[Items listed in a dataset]
================================
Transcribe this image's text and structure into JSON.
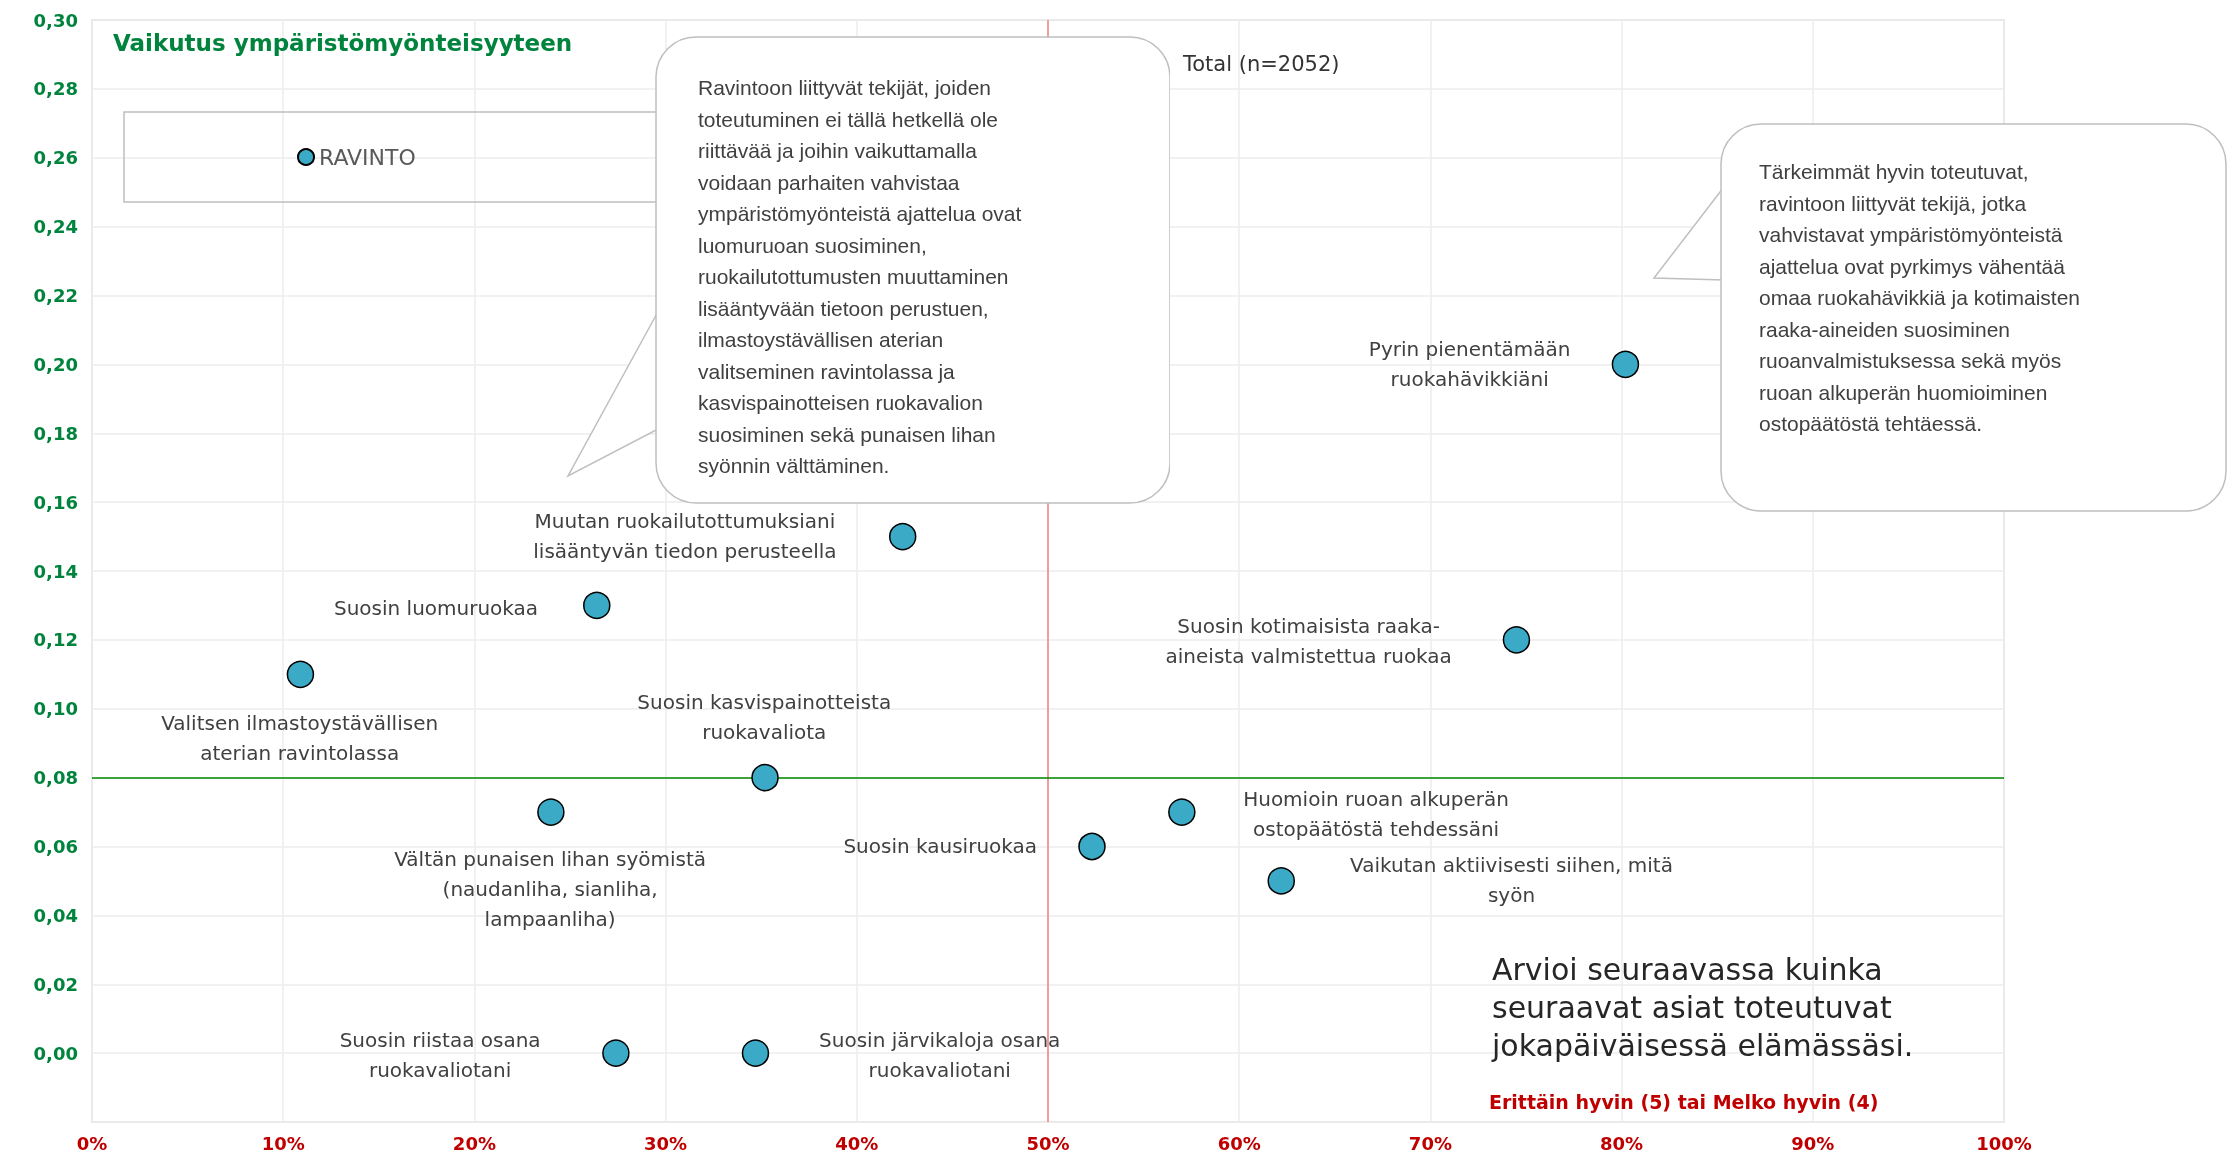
{
  "chart_data": {
    "type": "scatter",
    "title": "Vaikutus ympäristömyönteisyyteen",
    "x": [
      80.2,
      42.4,
      26.4,
      10.9,
      74.5,
      35.2,
      24.0,
      57.0,
      52.3,
      62.2,
      27.4,
      34.7
    ],
    "series": [
      {
        "name": "RAVINTO",
        "color": "#3baac6",
        "values": [
          0.2,
          0.15,
          0.13,
          0.11,
          0.12,
          0.08,
          0.07,
          0.07,
          0.06,
          0.05,
          0.0,
          0.0
        ]
      }
    ],
    "xlim": [
      0,
      100
    ],
    "xticks": [
      {
        "value": 0,
        "label": "0%"
      },
      {
        "value": 10,
        "label": "10%"
      },
      {
        "value": 20,
        "label": "20%"
      },
      {
        "value": 30,
        "label": "30%"
      },
      {
        "value": 40,
        "label": "40%"
      },
      {
        "value": 50,
        "label": "50%"
      },
      {
        "value": 60,
        "label": "60%"
      },
      {
        "value": 70,
        "label": "70%"
      },
      {
        "value": 80,
        "label": "80%"
      },
      {
        "value": 90,
        "label": "90%"
      },
      {
        "value": 100,
        "label": "100%"
      }
    ],
    "ylim": [
      -0.02,
      0.3
    ],
    "yticks": [
      {
        "value": 0,
        "label": "0,00"
      },
      {
        "value": 0.02,
        "label": "0,02"
      },
      {
        "value": 0.04,
        "label": "0,04"
      },
      {
        "value": 0.06,
        "label": "0,06"
      },
      {
        "value": 0.08,
        "label": "0,08"
      },
      {
        "value": 0.1,
        "label": "0,10"
      },
      {
        "value": 0.12,
        "label": "0,12"
      },
      {
        "value": 0.14,
        "label": "0,14"
      },
      {
        "value": 0.16,
        "label": "0,16"
      },
      {
        "value": 0.18,
        "label": "0,18"
      },
      {
        "value": 0.2,
        "label": "0,20"
      },
      {
        "value": 0.22,
        "label": "0,22"
      },
      {
        "value": 0.24,
        "label": "0,24"
      },
      {
        "value": 0.26,
        "label": "0,26"
      },
      {
        "value": 0.28,
        "label": "0,28"
      },
      {
        "value": 0.3,
        "label": "0,30"
      }
    ],
    "ref_lines": [
      {
        "axis": "x",
        "value": 50,
        "color": "#f08080"
      },
      {
        "axis": "y",
        "value": 0.08,
        "color": "#008a00"
      }
    ],
    "annotations": [
      "Pyrin pienentämään\nruokahävikkiäni",
      "Muutan ruokailutottumuksiani\nlisääntyvän tiedon perusteella",
      "Suosin luomuruokaa",
      "Valitsen ilmastoystävällisen\naterian ravintolassa",
      "Suosin kotimaisista raaka-\naineista valmistettua ruokaa",
      "Suosin kasvispainotteista\nruokavaliota",
      "Vältän punaisen lihan syömistä\n(naudanliha, sianliha,\nlampaanliha)",
      "Huomioin ruoan alkuperän\nostopäätöstä tehdessäni",
      "Suosin kausiruokaa",
      "Vaikutan aktiivisesti siihen, mitä\nsyön",
      "Suosin riistaa osana\nruokavaliotani",
      "Suosin järvikaloja osana\nruokavaliotani",
      "Total (n=2052)",
      "Ravintoon liittyvät tekijät, joiden\ntoteutuminen ei tällä hetkellä ole\nriittävää ja joihin vaikuttamalla\nvoidaan parhaiten vahvistaa\nympäristömyönteistä ajattelua ovat\nluomuruoan suosiminen,\nruokailutottumusten muuttaminen\nlisääntyvään tietoon perustuen,\nilmastoystävällisen aterian\nvalitseminen ravintolassa ja\nkasvispainotteisen ruokavalion\nsuosiminen sekä punaisen lihan\nsyönnin välttäminen.",
      "Tärkeimmät hyvin toteutuvat,\nravintoon liittyvät tekijä, jotka\nvahvistavat ympäristömyönteistä\najattelua ovat pyrkimys vähentää\nomaa ruokahävikkiä ja kotimaisten\nraaka-aineiden suosiminen\nruoanvalmistuksessa sekä myös\nruoan alkuperän huomioiminen\nostopäätöstä tehtäessä.",
      "Arvioi seuraavassa kuinka\nseuraavat asiat toteutuvat\njokapäiväisessä elämässäsi.",
      "Erittäin hyvin (5) tai Melko hyvin (4)"
    ],
    "grid": true,
    "legend": "top left",
    "marker": "circle"
  }
}
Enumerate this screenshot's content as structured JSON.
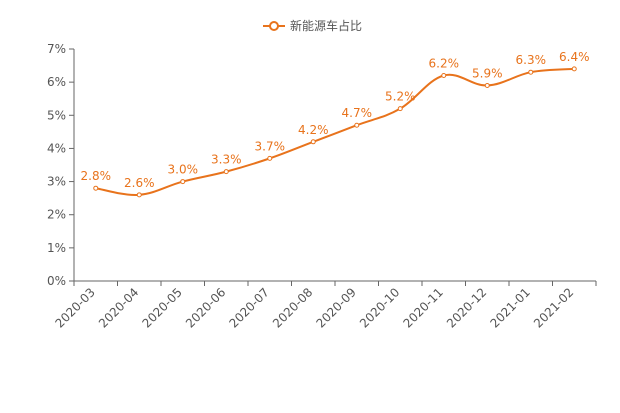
{
  "chart_data": {
    "type": "line",
    "legend": "top",
    "grid": false,
    "categories": [
      "2020-03",
      "2020-04",
      "2020-05",
      "2020-06",
      "2020-07",
      "2020-08",
      "2020-09",
      "2020-10",
      "2020-11",
      "2020-12",
      "2021-01",
      "2021-02"
    ],
    "series": [
      {
        "name": "新能源车占比",
        "color": "#e8731c",
        "values": [
          2.8,
          2.6,
          3.0,
          3.3,
          3.7,
          4.2,
          4.7,
          5.2,
          6.2,
          5.9,
          6.3,
          6.4
        ],
        "value_labels": [
          "2.8%",
          "2.6%",
          "3.0%",
          "3.3%",
          "3.7%",
          "4.2%",
          "4.7%",
          "5.2%",
          "6.2%",
          "5.9%",
          "6.3%",
          "6.4%"
        ]
      }
    ],
    "ylim": [
      0,
      7
    ],
    "yticks": [
      {
        "value": 0,
        "label": "0%"
      },
      {
        "value": 1,
        "label": "1%"
      },
      {
        "value": 2,
        "label": "2%"
      },
      {
        "value": 3,
        "label": "3%"
      },
      {
        "value": 4,
        "label": "4%"
      },
      {
        "value": 5,
        "label": "5%"
      },
      {
        "value": 6,
        "label": "6%"
      },
      {
        "value": 7,
        "label": "7%"
      }
    ]
  }
}
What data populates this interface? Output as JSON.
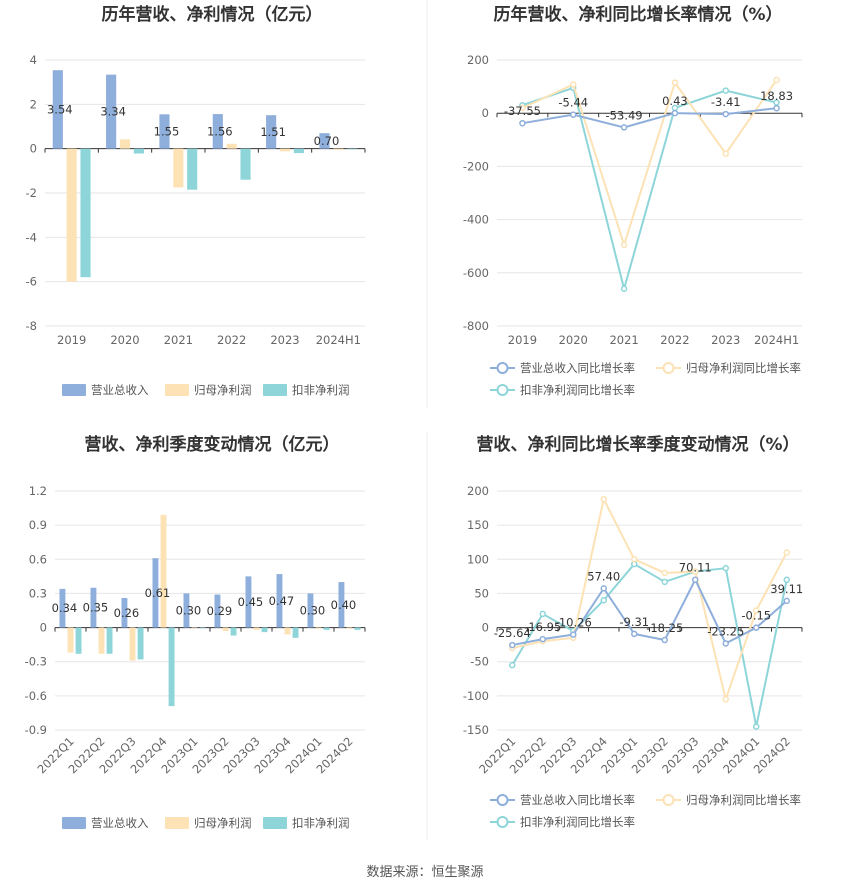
================================
● **What you will do**: Pull out each line of the listing that holds the string "toteutuvat".

● **Answer to this exercise**:
      "Tärkeimmät hyvin toteutuvat,\nravintoon liittyvät tekijä, jotka\nvahvistavat ympäristömyönteistä\najattelua ovat pyrkimys vähentää\nomaa ruokahävikkiä ja kotimaisten\nraaka-aineiden suosiminen\nruoanvalmistuksessa sekä myös\nruoan alkuperän huomioiminen\nostopäätöstä tehtäessä.",
      "Arvioi seuraavassa kuinka\nseuraavat asiat toteutuvat\njokapäiväisessä elämässäsi.",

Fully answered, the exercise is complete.